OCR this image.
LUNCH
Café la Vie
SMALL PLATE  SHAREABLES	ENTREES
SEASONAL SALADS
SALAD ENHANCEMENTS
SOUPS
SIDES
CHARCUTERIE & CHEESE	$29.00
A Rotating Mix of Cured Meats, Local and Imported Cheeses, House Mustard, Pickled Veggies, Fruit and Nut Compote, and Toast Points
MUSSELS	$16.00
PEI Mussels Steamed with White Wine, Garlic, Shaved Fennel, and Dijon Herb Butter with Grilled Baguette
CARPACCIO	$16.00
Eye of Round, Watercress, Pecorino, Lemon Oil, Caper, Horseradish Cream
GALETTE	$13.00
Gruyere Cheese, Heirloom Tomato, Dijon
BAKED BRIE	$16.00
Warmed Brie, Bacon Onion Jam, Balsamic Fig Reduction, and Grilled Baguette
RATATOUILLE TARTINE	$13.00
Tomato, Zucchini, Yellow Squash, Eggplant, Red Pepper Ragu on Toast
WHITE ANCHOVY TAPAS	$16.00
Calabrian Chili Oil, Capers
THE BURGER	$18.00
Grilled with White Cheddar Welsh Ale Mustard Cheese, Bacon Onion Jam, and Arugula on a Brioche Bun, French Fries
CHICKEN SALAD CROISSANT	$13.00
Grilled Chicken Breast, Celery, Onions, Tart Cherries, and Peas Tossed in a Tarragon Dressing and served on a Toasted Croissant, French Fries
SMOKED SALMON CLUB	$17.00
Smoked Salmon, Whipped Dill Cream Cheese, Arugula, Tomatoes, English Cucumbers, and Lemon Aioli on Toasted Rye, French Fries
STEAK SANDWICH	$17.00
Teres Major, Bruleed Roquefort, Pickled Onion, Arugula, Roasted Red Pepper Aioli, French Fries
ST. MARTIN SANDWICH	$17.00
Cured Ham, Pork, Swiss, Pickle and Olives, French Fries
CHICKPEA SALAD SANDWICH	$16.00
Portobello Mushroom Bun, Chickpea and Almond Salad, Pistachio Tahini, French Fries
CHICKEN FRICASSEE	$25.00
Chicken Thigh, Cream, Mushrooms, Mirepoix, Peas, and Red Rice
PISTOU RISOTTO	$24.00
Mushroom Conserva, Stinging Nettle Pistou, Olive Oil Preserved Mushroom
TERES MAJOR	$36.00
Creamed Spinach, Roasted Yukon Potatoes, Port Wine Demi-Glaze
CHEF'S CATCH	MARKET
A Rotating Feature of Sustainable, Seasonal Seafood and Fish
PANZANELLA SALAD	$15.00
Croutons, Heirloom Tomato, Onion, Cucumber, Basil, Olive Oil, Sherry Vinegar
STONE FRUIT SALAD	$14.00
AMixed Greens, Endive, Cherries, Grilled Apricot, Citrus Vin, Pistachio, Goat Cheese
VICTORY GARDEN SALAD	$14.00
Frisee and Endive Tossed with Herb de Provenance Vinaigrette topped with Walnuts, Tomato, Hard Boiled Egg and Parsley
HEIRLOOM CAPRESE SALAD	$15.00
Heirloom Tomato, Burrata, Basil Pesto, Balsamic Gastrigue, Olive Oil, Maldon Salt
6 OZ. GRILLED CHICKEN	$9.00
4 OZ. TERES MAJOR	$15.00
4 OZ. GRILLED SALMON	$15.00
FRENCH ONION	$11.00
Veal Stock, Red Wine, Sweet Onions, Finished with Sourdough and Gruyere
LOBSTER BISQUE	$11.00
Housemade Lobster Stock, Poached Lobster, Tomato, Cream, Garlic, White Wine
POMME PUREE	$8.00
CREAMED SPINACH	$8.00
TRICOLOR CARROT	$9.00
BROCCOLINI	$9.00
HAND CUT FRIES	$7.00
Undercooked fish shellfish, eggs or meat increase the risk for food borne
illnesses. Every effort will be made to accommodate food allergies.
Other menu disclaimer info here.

·····

Copy each line of the records that contains the word "Herb".

PEI Mussels Steamed with White Wine, Garlic, Shaved Fennel, and Dijon Herb Butter with Grilled Baguette
Frisee and Endive Tossed with Herb de Provenance Vinaigrette topped with Walnuts, Tomato, Hard Boiled Egg and Parsley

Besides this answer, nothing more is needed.